# GIVEN PROBLEM:
Print out every line, exactly as written.

Recorded data
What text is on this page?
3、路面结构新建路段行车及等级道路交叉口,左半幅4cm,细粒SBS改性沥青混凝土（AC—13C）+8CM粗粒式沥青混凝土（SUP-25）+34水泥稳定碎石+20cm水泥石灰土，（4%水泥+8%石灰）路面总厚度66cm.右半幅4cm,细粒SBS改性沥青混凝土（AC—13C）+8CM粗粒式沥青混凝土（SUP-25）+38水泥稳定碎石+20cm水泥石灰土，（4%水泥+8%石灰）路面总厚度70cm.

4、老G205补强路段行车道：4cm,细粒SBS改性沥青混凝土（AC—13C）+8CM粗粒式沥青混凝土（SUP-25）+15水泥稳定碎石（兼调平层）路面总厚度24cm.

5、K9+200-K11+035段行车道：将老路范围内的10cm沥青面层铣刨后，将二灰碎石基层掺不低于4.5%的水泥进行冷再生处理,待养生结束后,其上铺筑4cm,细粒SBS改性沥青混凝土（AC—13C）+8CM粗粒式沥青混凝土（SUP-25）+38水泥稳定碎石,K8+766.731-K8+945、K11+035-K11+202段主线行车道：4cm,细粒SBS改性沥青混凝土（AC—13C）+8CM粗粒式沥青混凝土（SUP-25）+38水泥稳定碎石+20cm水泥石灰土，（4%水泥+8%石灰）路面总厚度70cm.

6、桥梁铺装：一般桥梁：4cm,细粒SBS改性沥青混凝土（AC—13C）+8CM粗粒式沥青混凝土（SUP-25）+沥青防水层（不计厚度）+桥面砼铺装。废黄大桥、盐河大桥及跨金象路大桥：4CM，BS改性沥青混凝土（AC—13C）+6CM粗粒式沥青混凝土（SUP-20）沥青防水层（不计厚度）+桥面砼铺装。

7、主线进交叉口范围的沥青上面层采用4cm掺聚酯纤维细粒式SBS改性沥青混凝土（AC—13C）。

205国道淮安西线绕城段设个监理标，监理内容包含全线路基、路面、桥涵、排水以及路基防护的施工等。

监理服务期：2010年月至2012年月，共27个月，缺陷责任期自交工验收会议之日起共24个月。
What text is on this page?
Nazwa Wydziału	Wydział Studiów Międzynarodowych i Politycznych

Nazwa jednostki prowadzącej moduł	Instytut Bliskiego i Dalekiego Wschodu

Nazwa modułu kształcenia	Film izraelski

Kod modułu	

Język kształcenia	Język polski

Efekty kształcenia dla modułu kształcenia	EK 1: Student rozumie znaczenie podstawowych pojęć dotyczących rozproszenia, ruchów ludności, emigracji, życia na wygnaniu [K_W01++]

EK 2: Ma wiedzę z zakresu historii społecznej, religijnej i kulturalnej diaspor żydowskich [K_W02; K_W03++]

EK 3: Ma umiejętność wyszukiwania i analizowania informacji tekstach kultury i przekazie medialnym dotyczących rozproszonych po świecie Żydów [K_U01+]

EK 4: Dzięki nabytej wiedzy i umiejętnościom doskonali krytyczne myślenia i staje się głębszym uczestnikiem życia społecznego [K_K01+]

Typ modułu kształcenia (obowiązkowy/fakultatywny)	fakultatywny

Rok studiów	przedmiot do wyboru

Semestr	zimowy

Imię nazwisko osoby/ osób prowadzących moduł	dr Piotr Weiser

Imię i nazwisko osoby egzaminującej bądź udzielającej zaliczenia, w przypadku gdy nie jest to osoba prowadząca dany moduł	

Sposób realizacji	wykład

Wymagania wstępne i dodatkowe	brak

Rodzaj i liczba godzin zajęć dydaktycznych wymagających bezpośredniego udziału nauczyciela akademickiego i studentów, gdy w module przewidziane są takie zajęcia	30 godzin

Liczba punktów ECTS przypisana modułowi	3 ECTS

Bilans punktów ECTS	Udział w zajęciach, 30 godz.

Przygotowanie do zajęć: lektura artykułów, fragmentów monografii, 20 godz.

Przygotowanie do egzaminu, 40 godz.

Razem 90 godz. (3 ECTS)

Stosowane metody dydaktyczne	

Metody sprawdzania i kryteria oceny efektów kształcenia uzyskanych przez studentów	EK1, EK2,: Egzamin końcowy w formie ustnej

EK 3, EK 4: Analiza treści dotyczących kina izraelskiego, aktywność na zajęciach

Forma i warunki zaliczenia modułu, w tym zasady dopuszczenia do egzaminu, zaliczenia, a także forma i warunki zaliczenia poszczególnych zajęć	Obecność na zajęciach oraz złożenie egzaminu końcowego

# COMPLETE RESPONSE:
What text is on this page?
3、路面结构新建路段行车及等级道路交叉口,左半幅4cm,细粒SBS改性沥青混凝土（AC—13C）+8CM粗粒式沥青混凝土（SUP-25）+34水泥稳定碎石+20cm水泥石灰土，（4%水泥+8%石灰）路面总厚度66cm.右半幅4cm,细粒SBS改性沥青混凝土（AC—13C）+8CM粗粒式沥青混凝土（SUP-25）+38水泥稳定碎石+20cm水泥石灰土，（4%水泥+8%石灰）路面总厚度70cm.

4、老G205补强路段行车道：4cm,细粒SBS改性沥青混凝土（AC—13C）+8CM粗粒式沥青混凝土（SUP-25）+15水泥稳定碎石（兼调平层）路面总厚度24cm.

5、K9+200-K11+035段行车道：将老路范围内的10cm沥青面层铣刨后，将二灰碎石基层掺不低于4.5%的水泥进行冷再生处理,待养生结束后,其上铺筑4cm,细粒SBS改性沥青混凝土（AC—13C）+8CM粗粒式沥青混凝土（SUP-25）+38水泥稳定碎石,K8+766.731-K8+945、K11+035-K11+202段主线行车道：4cm,细粒SBS改性沥青混凝土（AC—13C）+8CM粗粒式沥青混凝土（SUP-25）+38水泥稳定碎石+20cm水泥石灰土，（4%水泥+8%石灰）路面总厚度70cm.

6、桥梁铺装：一般桥梁：4cm,细粒SBS改性沥青混凝土（AC—13C）+8CM粗粒式沥青混凝土（SUP-25）+沥青防水层（不计厚度）+桥面砼铺装。废黄大桥、盐河大桥及跨金象路大桥：4CM，BS改性沥青混凝土（AC—13C）+6CM粗粒式沥青混凝土（SUP-20）沥青防水层（不计厚度）+桥面砼铺装。

7、主线进交叉口范围的沥青上面层采用4cm掺聚酯纤维细粒式SBS改性沥青混凝土（AC—13C）。

205国道淮安西线绕城段设个监理标，监理内容包含全线路基、路面、桥涵、排水以及路基防护的施工等。

监理服务期：2010年月至2012年月，共27个月，缺陷责任期自交工验收会议之日起共24个月。
What text is on this page?
Nazwa Wydziału	Wydział Studiów Międzynarodowych i Politycznych

Nazwa jednostki prowadzącej moduł	Instytut Bliskiego i Dalekiego Wschodu

Nazwa modułu kształcenia	Film izraelski

Kod modułu	

Język kształcenia	Język polski

Efekty kształcenia dla modułu kształcenia	EK 1: Student rozumie znaczenie podstawowych pojęć dotyczących rozproszenia, ruchów ludności, emigracji, życia na wygnaniu [K_W01++]

EK 2: Ma wiedzę z zakresu historii społecznej, religijnej i kulturalnej diaspor żydowskich [K_W02; K_W03++]

EK 3: Ma umiejętność wyszukiwania i analizowania informacji tekstach kultury i przekazie medialnym dotyczących rozproszonych po świecie Żydów [K_U01+]

EK 4: Dzięki nabytej wiedzy i umiejętnościom doskonali krytyczne myślenia i staje się głębszym uczestnikiem życia społecznego [K_K01+]

Typ modułu kształcenia (obowiązkowy/fakultatywny)	fakultatywny

Rok studiów	przedmiot do wyboru

Semestr	zimowy

Imię nazwisko osoby/ osób prowadzących moduł	dr Piotr Weiser

Imię i nazwisko osoby egzaminującej bądź udzielającej zaliczenia, w przypadku gdy nie jest to osoba prowadząca dany moduł	

Sposób realizacji	wykład

Wymagania wstępne i dodatkowe	brak

Rodzaj i liczba godzin zajęć dydaktycznych wymagających bezpośredniego udziału nauczyciela akademickiego i studentów, gdy w module przewidziane są takie zajęcia	30 godzin

Liczba punktów ECTS przypisana modułowi	3 ECTS

Bilans punktów ECTS	Udział w zajęciach, 30 godz.

Przygotowanie do zajęć: lektura artykułów, fragmentów monografii, 20 godz.

Przygotowanie do egzaminu, 40 godz.

Razem 90 godz. (3 ECTS)

Stosowane metody dydaktyczne	

Metody sprawdzania i kryteria oceny efektów kształcenia uzyskanych przez studentów	EK1, EK2,: Egzamin końcowy w formie ustnej

EK 3, EK 4: Analiza treści dotyczących kina izraelskiego, aktywność na zajęciach

Forma i warunki zaliczenia modułu, w tym zasady dopuszczenia do egzaminu, zaliczenia, a także forma i warunki zaliczenia poszczególnych zajęć	Obecność na zajęciach oraz złożenie egzaminu końcowego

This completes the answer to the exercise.